→ **Challenge**:
Revise the RGB to YCbCr page, reproducing everything from "RGB to YCbCr#" down to "eye perceives colours." with "compression" changed to "encoding".

RGB to YCbCr#

Converting RGB(Red, Green, Blue) to YCbCr(Luminance, Blue-difference Chrominance, Red-difference Chrominance) is a common process in image and video compression. The RGB color format/model is often used for display purposes because it aligns well with the way the human eye perceives colours.

However, RGB is not very efficient for certain tasks such as compressing images and videos because it does not separate the luminance information(brightness) from the chrominance information (colour), which is crucial for reducing data-size without significantly affecting visual quality. The YCbCR model separates thhe image into a luma component, Y, and two chroma components (Cb and Cr), making it more suitable for compression algorithms used in standards like JPEG, MPEG and H.264.

So converting from one format to the other is rather important. Mathematically, the conversion is done in the following manner.

\[\begin{split} Y = 0.299R + 0.587G + 0.114B \\ Cb = 128 - 0.168736R - 0.331264G + 0.5B \\ Cr = 128 + 0.5R - 0.418688G - 0.081312B \end{split}\]

In these equations, the coefficients reflect the contribution of each RGB component to the Y, Cb, and Cr values, and the addition of 128 centers the chroma components around 128 to allow for both positive and negative values within an 8-bit range (0-255). This separation allows for more efficient compression because the human eye is more sensitive to changes in luminance than in chrominance. As a result, chrominance components can be subsampled, reducing the amount of data needed without perceptible loss of quality. This principle is widely used in various applications, including digital television, DVDs, and many streaming services, where efficient compression is essential for storage and transmission.

→ **Material supplied**:
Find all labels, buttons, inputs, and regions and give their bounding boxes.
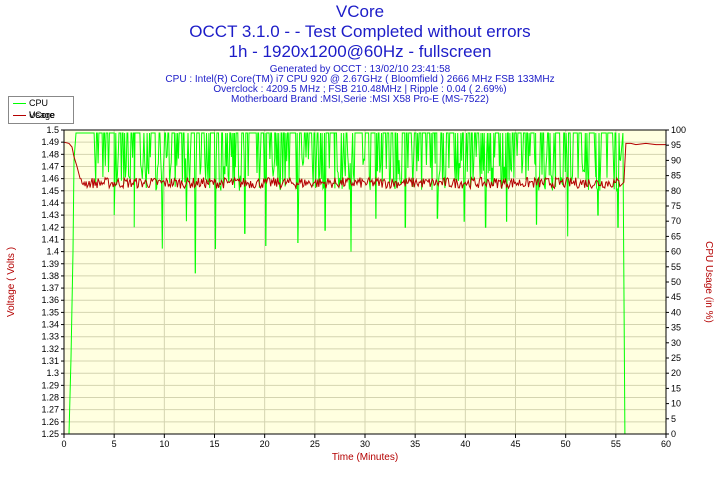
- y-right-tick-label: 60: [671, 247, 681, 257]
- cpu-info: CPU : Intel(R) Core(TM) i7 CPU 920 @ 2.6…: [165, 74, 555, 85]
- y-left-tick-label: 1.34: [41, 320, 59, 330]
- x-tick-label: 35: [410, 439, 420, 449]
- y-right-tick-label: 65: [671, 231, 681, 241]
- x-tick-label: 60: [661, 439, 671, 449]
- legend-label-cpu-usage: CPU Usage: [29, 98, 56, 120]
- motherboard-info: Motherboard Brand :MSI,Serie :MSI X58 Pr…: [231, 94, 489, 105]
- y-right-tick-label: 75: [671, 201, 681, 211]
- chart-header: VCore OCCT 3.1.0 - - Test Completed with…: [0, 0, 720, 105]
- y-left-tick-label: 1.37: [41, 283, 59, 293]
- x-tick-label: 20: [260, 439, 270, 449]
- y-right-tick-label: 50: [671, 277, 681, 287]
- y-left-axis-title: Voltage ( Volts ): [6, 247, 17, 317]
- y-right-tick-label: 20: [671, 368, 681, 378]
- y-left-tick-label: 1.46: [41, 174, 59, 184]
- y-left-tick-label: 1.3: [46, 368, 59, 378]
- y-left-tick-label: 1.27: [41, 405, 59, 415]
- overclock-info: Overclock : 4209.5 MHz ; FSB 210.48MHz |…: [213, 84, 507, 95]
- y-right-tick-label: 40: [671, 307, 681, 317]
- legend-item-vcore: VCore: [9, 109, 73, 121]
- y-left-tick-label: 1.5: [46, 125, 59, 135]
- y-right-tick-label: 10: [671, 399, 681, 409]
- y-left-tick-label: 1.45: [41, 186, 59, 196]
- x-tick-label: 50: [561, 439, 571, 449]
- y-left-tick-label: 1.41: [41, 234, 59, 244]
- y-right-tick-label: 0: [671, 429, 676, 439]
- y-left-tick-label: 1.43: [41, 210, 59, 220]
- axis-layer: 0 5 10 15 20 25 30 35 40 45 50 55 601.51.491.481.471…: [6, 125, 714, 463]
- chart-title: VCore: [335, 2, 385, 21]
- x-tick-label: 0: [61, 439, 66, 449]
- legend-swatch-vcore: [13, 115, 26, 116]
- chart-subtitle-settings: 1h - 1920x1200@60Hz - fullscreen: [228, 42, 492, 61]
- x-tick-label: 45: [510, 439, 520, 449]
- y-right-tick-label: 45: [671, 292, 681, 302]
- y-left-tick-label: 1.4: [46, 247, 59, 257]
- y-left-tick-label: 1.44: [41, 198, 59, 208]
- y-right-tick-label: 15: [671, 383, 681, 393]
- y-right-axis-title: CPU Usage (in %): [703, 241, 714, 323]
- x-tick-label: 25: [310, 439, 320, 449]
- y-right-tick-label: 70: [671, 216, 681, 226]
- y-left-tick-label: 1.49: [41, 137, 59, 147]
- y-left-tick-label: 1.26: [41, 417, 59, 427]
- y-left-tick-label: 1.47: [41, 161, 59, 171]
- y-left-tick-label: 1.28: [41, 393, 59, 403]
- y-right-tick-label: 80: [671, 186, 681, 196]
- y-left-tick-label: 1.38: [41, 271, 59, 281]
- y-left-tick-label: 1.35: [41, 307, 59, 317]
- generated-info: Generated by OCCT : 13/02/10 23:41:58: [269, 64, 451, 75]
- legend-swatch-cpu-usage: [13, 103, 26, 104]
- y-right-tick-label: 100: [671, 125, 686, 135]
- y-left-tick-label: 1.39: [41, 259, 59, 269]
- y-left-tick-label: 1.33: [41, 332, 59, 342]
- y-left-tick-label: 1.29: [41, 380, 59, 390]
- y-right-tick-label: 35: [671, 323, 681, 333]
- x-tick-label: 10: [159, 439, 169, 449]
- y-right-tick-label: 55: [671, 262, 681, 272]
- chart-subtitle-status: OCCT 3.1.0 - - Test Completed without er…: [189, 22, 531, 41]
- x-tick-label: 55: [611, 439, 621, 449]
- y-left-tick-label: 1.48: [41, 149, 59, 159]
- y-left-tick-label: 1.32: [41, 344, 59, 354]
- legend-item-cpu-usage: CPU Usage: [9, 97, 73, 120]
- x-tick-label: 5: [112, 439, 117, 449]
- y-right-tick-label: 90: [671, 155, 681, 165]
- y-left-tick-label: 1.36: [41, 295, 59, 305]
- y-right-tick-label: 95: [671, 140, 681, 150]
- x-tick-label: 15: [209, 439, 219, 449]
- y-right-tick-label: 5: [671, 414, 676, 424]
- y-left-tick-label: 1.31: [41, 356, 59, 366]
- x-tick-label: 40: [460, 439, 470, 449]
- x-axis-title: Time (Minutes): [332, 452, 398, 463]
- legend-label-vcore: VCore: [29, 110, 55, 120]
- y-right-tick-label: 85: [671, 171, 681, 181]
- legend: CPU Usage VCore: [8, 96, 74, 124]
- y-right-tick-label: 25: [671, 353, 681, 363]
- y-left-tick-label: 1.42: [41, 222, 59, 232]
- y-left-tick-label: 1.25: [41, 429, 59, 439]
- x-tick-label: 30: [360, 439, 370, 449]
- series-layer: [63, 132, 666, 435]
- series-cpu-usage-line: [64, 132, 666, 435]
- y-right-tick-label: 30: [671, 338, 681, 348]
- series-vcore-line: [63, 141, 666, 191]
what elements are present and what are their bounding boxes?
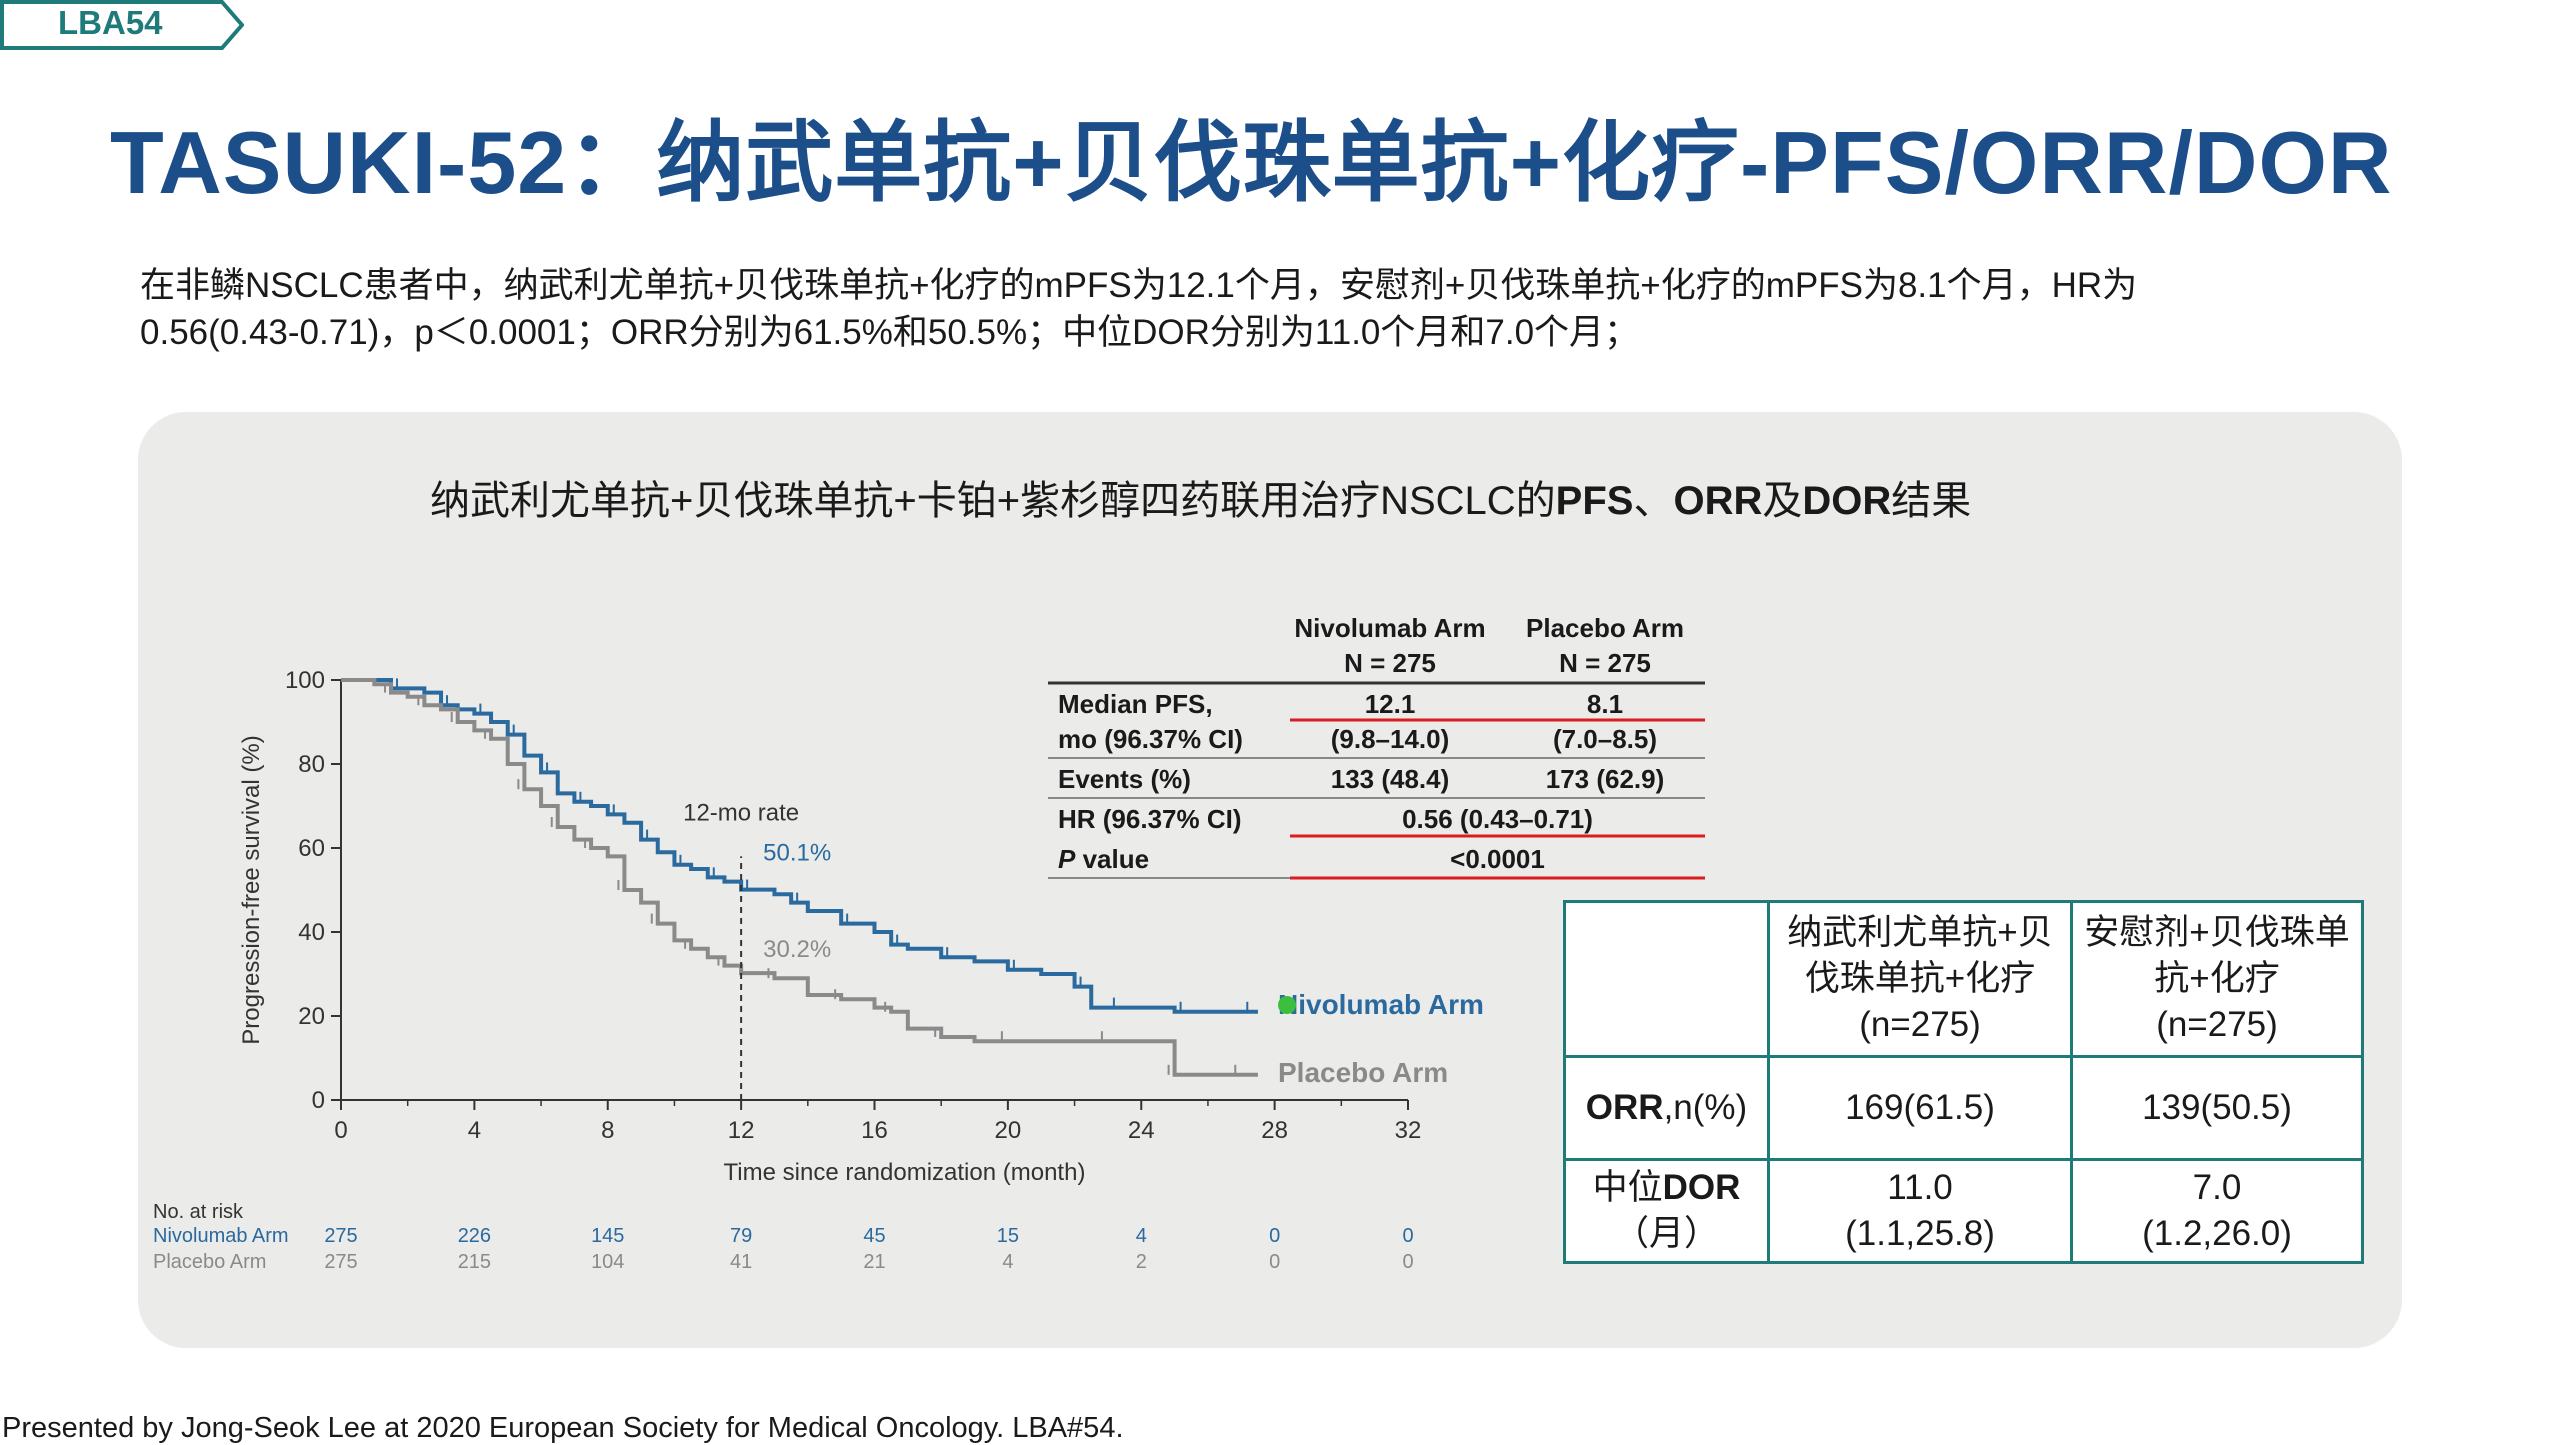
curve-nivolumab — [341, 678, 1258, 1014]
stats-value: (7.0–8.5) — [1553, 724, 1657, 754]
stats-value: (9.8–14.0) — [1331, 724, 1450, 754]
at-risk-value: 4 — [1002, 1251, 1013, 1273]
twelve-month-label: 12-mo rate — [683, 800, 799, 827]
at-risk-value: 0 — [1269, 1225, 1280, 1247]
x-tick-label: 32 — [1395, 1117, 1422, 1144]
at-risk-value: 0 — [1402, 1251, 1413, 1273]
stats-row-label: P value — [1058, 844, 1149, 874]
at-risk-value: 41 — [730, 1251, 752, 1273]
x-tick-label: 20 — [995, 1117, 1022, 1144]
at-risk-value: 79 — [730, 1225, 752, 1247]
orr-nivolumab: 169(61.5) — [1767, 1055, 2073, 1161]
summary-line-1: 在非鳞NSCLC患者中，纳武利尤单抗+贝伐珠单抗+化疗的mPFS为12.1个月，… — [140, 266, 2138, 305]
orr-placebo: 139(50.5) — [2070, 1055, 2364, 1161]
stats-row-label: HR (96.37% CI) — [1058, 804, 1242, 834]
result-table-corner — [1563, 900, 1770, 1058]
at-risk-row-name: Placebo Arm — [153, 1251, 266, 1273]
chart-labels: 12-mo rate Nivolumab Arm 50.1% Placebo Arm 3… — [683, 800, 1484, 1100]
legend-nivolumab: Nivolumab Arm — [1278, 989, 1484, 1020]
x-tick-label: 8 — [601, 1117, 614, 1144]
footer-citation: Presented by Jong-Seok Lee at 2020 Europ… — [2, 1412, 1124, 1444]
x-tick-label: 12 — [728, 1117, 755, 1144]
stats-row-label: mo (96.37% CI) — [1058, 724, 1243, 754]
page-title: TASUKI-52：纳武单抗+贝伐珠单抗+化疗-PFS/ORR/DOR — [110, 113, 2393, 212]
stats-col2-name: Placebo Arm — [1526, 613, 1684, 643]
at-risk-value: 4 — [1136, 1225, 1147, 1247]
panel-title: 纳武利尤单抗+贝伐珠单抗+卡铂+紫杉醇四药联用治疗NSCLC的PFS、ORR及D… — [430, 479, 1972, 523]
stats-row-label: Median PFS, — [1058, 689, 1213, 719]
at-risk-value: 226 — [458, 1225, 491, 1247]
stats-row-label: Events (%) — [1058, 764, 1191, 794]
y-axis-label: Progression-free survival (%) — [238, 735, 265, 1044]
y-tick-label: 20 — [298, 1003, 325, 1030]
lba-tag — [0, 0, 244, 50]
x-tick-label: 24 — [1128, 1117, 1155, 1144]
summary-line-2: 0.56(0.43-0.71)，p＜0.0001；ORR分别为61.5%和50.… — [140, 313, 1640, 352]
result-header-nivolumab: 纳武利尤单抗+贝 伐珠单抗+化疗 (n=275) — [1767, 900, 2073, 1058]
stats-col1-name: Nivolumab Arm — [1294, 613, 1485, 643]
legend-placebo: Placebo Arm — [1278, 1057, 1448, 1088]
stats-value: 173 (62.9) — [1546, 764, 1665, 794]
at-risk-value: 145 — [591, 1225, 624, 1247]
stats-table: Nivolumab Arm N = 275 Placebo Arm N = 275 Me… — [1048, 613, 1705, 880]
legend-marker-dot — [1278, 996, 1296, 1014]
x-tick-label: 4 — [468, 1117, 481, 1144]
stats-value: <0.0001 — [1450, 844, 1545, 874]
x-tick-label: 28 — [1261, 1117, 1288, 1144]
stats-col1-n: N = 275 — [1344, 648, 1436, 678]
at-risk-value: 21 — [863, 1251, 885, 1273]
result-table: 纳武利尤单抗+贝 伐珠单抗+化疗 (n=275) 安慰剂+贝伐珠单 抗+化疗 (n=27… — [1563, 900, 2364, 1264]
at-risk-row-name: Nivolumab Arm — [153, 1225, 289, 1247]
orr-label: ORR,n(%) — [1563, 1055, 1770, 1161]
at-risk-value: 275 — [324, 1251, 357, 1273]
at-risk-value: 0 — [1402, 1225, 1413, 1247]
stats-col2-n: N = 275 — [1559, 648, 1651, 678]
y-tick-label: 40 — [298, 919, 325, 946]
stats-value: 12.1 — [1365, 689, 1416, 719]
lba-tag-label: LBA54 — [58, 4, 163, 41]
dor-label: 中位DOR （月） — [1563, 1158, 1770, 1264]
result-header-placebo: 安慰剂+贝伐珠单 抗+化疗 (n=275) — [2070, 900, 2364, 1058]
at-risk-value: 0 — [1269, 1251, 1280, 1273]
x-tick-label: 0 — [334, 1117, 347, 1144]
x-axis-label: Time since randomization (month) — [724, 1159, 1086, 1186]
at-risk-value: 15 — [997, 1225, 1019, 1247]
x-tick-label: 16 — [861, 1117, 888, 1144]
summary-text: 在非鳞NSCLC患者中，纳武利尤单抗+贝伐珠单抗+化疗的mPFS为12.1个月，… — [140, 262, 2440, 356]
y-tick-label: 60 — [298, 835, 325, 862]
curve-placebo — [341, 678, 1258, 1077]
y-tick-label: 0 — [312, 1087, 325, 1114]
rate-label-nivolumab: 50.1% — [763, 840, 831, 867]
at-risk-value: 215 — [458, 1251, 491, 1273]
at-risk-value: 104 — [591, 1251, 624, 1273]
stats-value: 0.56 (0.43–0.71) — [1402, 804, 1593, 834]
at-risk-value: 275 — [324, 1225, 357, 1247]
dor-nivolumab: 11.0 (1.1,25.8) — [1767, 1158, 2073, 1264]
at-risk-value: 2 — [1136, 1251, 1147, 1273]
stats-value: 8.1 — [1587, 689, 1623, 719]
dor-placebo: 7.0 (1.2,26.0) — [2070, 1158, 2364, 1264]
stats-value: 133 (48.4) — [1331, 764, 1450, 794]
at-risk-label: No. at risk — [153, 1201, 244, 1223]
at-risk-value: 45 — [863, 1225, 885, 1247]
y-tick-label: 100 — [285, 667, 325, 694]
rate-label-placebo: 30.2% — [763, 936, 831, 963]
chart-axes: 0 4 8 12 16 20 24 28 32 0 20 40 60 80 100 Time since ra… — [238, 667, 1421, 1186]
chart-curves — [341, 678, 1258, 1077]
y-tick-label: 80 — [298, 751, 325, 778]
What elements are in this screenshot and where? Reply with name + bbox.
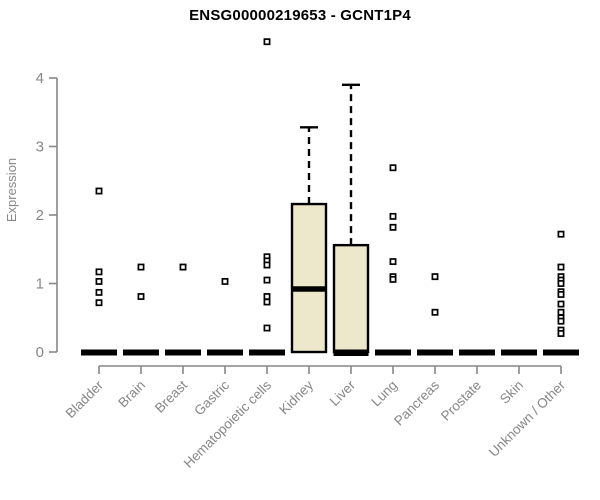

→ **Solution to this exercise**:
RGB to YCbCr#

Converting RGB(Red, Green, Blue) to YCbCr(Luminance, Blue-difference Chrominance, Red-difference Chrominance) is a common process in image and video encoding. The RGB color format/model is often used for display purposes because it aligns well with the way the human eye perceives colours.